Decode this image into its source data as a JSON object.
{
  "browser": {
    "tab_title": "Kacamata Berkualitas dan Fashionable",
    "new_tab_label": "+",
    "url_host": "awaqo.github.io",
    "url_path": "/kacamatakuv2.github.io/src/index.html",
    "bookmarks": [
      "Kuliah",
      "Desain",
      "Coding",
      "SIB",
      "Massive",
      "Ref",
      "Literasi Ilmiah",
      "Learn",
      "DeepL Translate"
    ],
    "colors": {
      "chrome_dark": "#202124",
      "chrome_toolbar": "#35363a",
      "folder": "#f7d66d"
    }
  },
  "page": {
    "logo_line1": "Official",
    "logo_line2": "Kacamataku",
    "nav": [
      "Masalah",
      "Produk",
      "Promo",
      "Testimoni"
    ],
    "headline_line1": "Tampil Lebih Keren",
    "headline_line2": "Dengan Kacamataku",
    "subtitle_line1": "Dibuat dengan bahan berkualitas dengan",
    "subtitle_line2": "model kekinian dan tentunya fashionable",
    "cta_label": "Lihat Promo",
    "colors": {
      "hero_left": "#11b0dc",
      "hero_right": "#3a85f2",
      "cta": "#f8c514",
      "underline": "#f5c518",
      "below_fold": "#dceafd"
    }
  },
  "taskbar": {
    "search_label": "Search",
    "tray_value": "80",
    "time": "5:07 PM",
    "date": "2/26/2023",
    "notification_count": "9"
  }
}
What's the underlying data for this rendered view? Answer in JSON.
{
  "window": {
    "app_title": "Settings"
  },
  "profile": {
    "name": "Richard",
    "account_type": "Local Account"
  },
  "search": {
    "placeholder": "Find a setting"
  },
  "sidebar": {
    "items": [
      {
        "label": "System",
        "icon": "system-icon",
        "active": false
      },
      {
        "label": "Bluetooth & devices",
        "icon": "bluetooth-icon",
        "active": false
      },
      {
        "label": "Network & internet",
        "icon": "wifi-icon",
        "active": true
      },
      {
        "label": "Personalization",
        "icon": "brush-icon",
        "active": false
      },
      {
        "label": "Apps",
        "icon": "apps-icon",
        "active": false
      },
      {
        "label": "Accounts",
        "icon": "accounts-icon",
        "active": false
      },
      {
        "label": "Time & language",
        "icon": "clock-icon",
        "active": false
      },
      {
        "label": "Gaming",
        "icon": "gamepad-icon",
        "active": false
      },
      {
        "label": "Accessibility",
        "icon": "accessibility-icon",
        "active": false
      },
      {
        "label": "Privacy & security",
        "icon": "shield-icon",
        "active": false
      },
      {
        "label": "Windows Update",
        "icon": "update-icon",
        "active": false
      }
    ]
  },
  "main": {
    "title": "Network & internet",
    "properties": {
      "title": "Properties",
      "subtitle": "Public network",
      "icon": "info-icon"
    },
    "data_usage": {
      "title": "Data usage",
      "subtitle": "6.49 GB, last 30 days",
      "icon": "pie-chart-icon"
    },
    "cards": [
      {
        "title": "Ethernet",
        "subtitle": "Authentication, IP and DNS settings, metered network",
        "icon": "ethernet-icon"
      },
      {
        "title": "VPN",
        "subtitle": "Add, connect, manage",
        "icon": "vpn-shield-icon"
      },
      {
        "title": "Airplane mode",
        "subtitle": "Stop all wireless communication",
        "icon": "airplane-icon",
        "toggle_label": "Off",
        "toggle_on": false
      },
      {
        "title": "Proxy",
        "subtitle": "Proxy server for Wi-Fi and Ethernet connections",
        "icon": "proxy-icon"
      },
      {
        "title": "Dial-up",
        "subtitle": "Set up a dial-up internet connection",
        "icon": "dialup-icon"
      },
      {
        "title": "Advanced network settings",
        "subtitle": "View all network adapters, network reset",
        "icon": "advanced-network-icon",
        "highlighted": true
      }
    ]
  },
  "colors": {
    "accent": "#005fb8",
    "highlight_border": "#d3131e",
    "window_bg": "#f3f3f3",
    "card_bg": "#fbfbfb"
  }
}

---

**Your instructions**
Retype the material in full, character for character.

**Response to this exercise**
Decode this image into its source data as a JSON object.
{
  "browser": {
    "tab_title": "Kacamata Berkualitas dan Fashionable",
    "new_tab_label": "+",
    "url_host": "awaqo.github.io",
    "url_path": "/kacamatakuv2.github.io/src/index.html",
    "bookmarks": [
      "Kuliah",
      "Desain",
      "Coding",
      "SIB",
      "Massive",
      "Ref",
      "Literasi Ilmiah",
      "Learn",
      "DeepL Translate"
    ],
    "colors": {
      "chrome_dark": "#202124",
      "chrome_toolbar": "#35363a",
      "folder": "#f7d66d"
    }
  },
  "page": {
    "logo_line1": "Official",
    "logo_line2": "Kacamataku",
    "nav": [
      "Masalah",
      "Produk",
      "Promo",
      "Testimoni"
    ],
    "headline_line1": "Tampil Lebih Keren",
    "headline_line2": "Dengan Kacamataku",
    "subtitle_line1": "Dibuat dengan bahan berkualitas dengan",
    "subtitle_line2": "model kekinian dan tentunya fashionable",
    "cta_label": "Lihat Promo",
    "colors": {
      "hero_left": "#11b0dc",
      "hero_right": "#3a85f2",
      "cta": "#f8c514",
      "underline": "#f5c518",
      "below_fold": "#dceafd"
    }
  },
  "taskbar": {
    "search_label": "Search",
    "tray_value": "80",
    "time": "5:07 PM",
    "date": "2/26/2023",
    "notification_count": "9"
  }
}
What's the underlying data for this rendered view? Answer in JSON.
{
  "window": {
    "app_title": "Settings"
  },
  "profile": {
    "name": "Richard",
    "account_type": "Local Account"
  },
  "search": {
    "placeholder": "Find a setting"
  },
  "sidebar": {
    "items": [
      {
        "label": "System",
        "icon": "system-icon",
        "active": false
      },
      {
        "label": "Bluetooth & devices",
        "icon": "bluetooth-icon",
        "active": false
      },
      {
        "label": "Network & internet",
        "icon": "wifi-icon",
        "active": true
      },
      {
        "label": "Personalization",
        "icon": "brush-icon",
        "active": false
      },
      {
        "label": "Apps",
        "icon": "apps-icon",
        "active": false
      },
      {
        "label": "Accounts",
        "icon": "accounts-icon",
        "active": false
      },
      {
        "label": "Time & language",
        "icon": "clock-icon",
        "active": false
      },
      {
        "label": "Gaming",
        "icon": "gamepad-icon",
        "active": false
      },
      {
        "label": "Accessibility",
        "icon": "accessibility-icon",
        "active": false
      },
      {
        "label": "Privacy & security",
        "icon": "shield-icon",
        "active": false
      },
      {
        "label": "Windows Update",
        "icon": "update-icon",
        "active": false
      }
    ]
  },
  "main": {
    "title": "Network & internet",
    "properties": {
      "title": "Properties",
      "subtitle": "Public network",
      "icon": "info-icon"
    },
    "data_usage": {
      "title": "Data usage",
      "subtitle": "6.49 GB, last 30 days",
      "icon": "pie-chart-icon"
    },
    "cards": [
      {
        "title": "Ethernet",
        "subtitle": "Authentication, IP and DNS settings, metered network",
        "icon": "ethernet-icon"
      },
      {
        "title": "VPN",
        "subtitle": "Add, connect, manage",
        "icon": "vpn-shield-icon"
      },
      {
        "title": "Airplane mode",
        "subtitle": "Stop all wireless communication",
        "icon": "airplane-icon",
        "toggle_label": "Off",
        "toggle_on": false
      },
      {
        "title": "Proxy",
        "subtitle": "Proxy server for Wi-Fi and Ethernet connections",
        "icon": "proxy-icon"
      },
      {
        "title": "Dial-up",
        "subtitle": "Set up a dial-up internet connection",
        "icon": "dialup-icon"
      },
      {
        "title": "Advanced network settings",
        "subtitle": "View all network adapters, network reset",
        "icon": "advanced-network-icon",
        "highlighted": true
      }
    ]
  },
  "colors": {
    "accent": "#005fb8",
    "highlight_border": "#d3131e",
    "window_bg": "#f3f3f3",
    "card_bg": "#fbfbfb"
  }
}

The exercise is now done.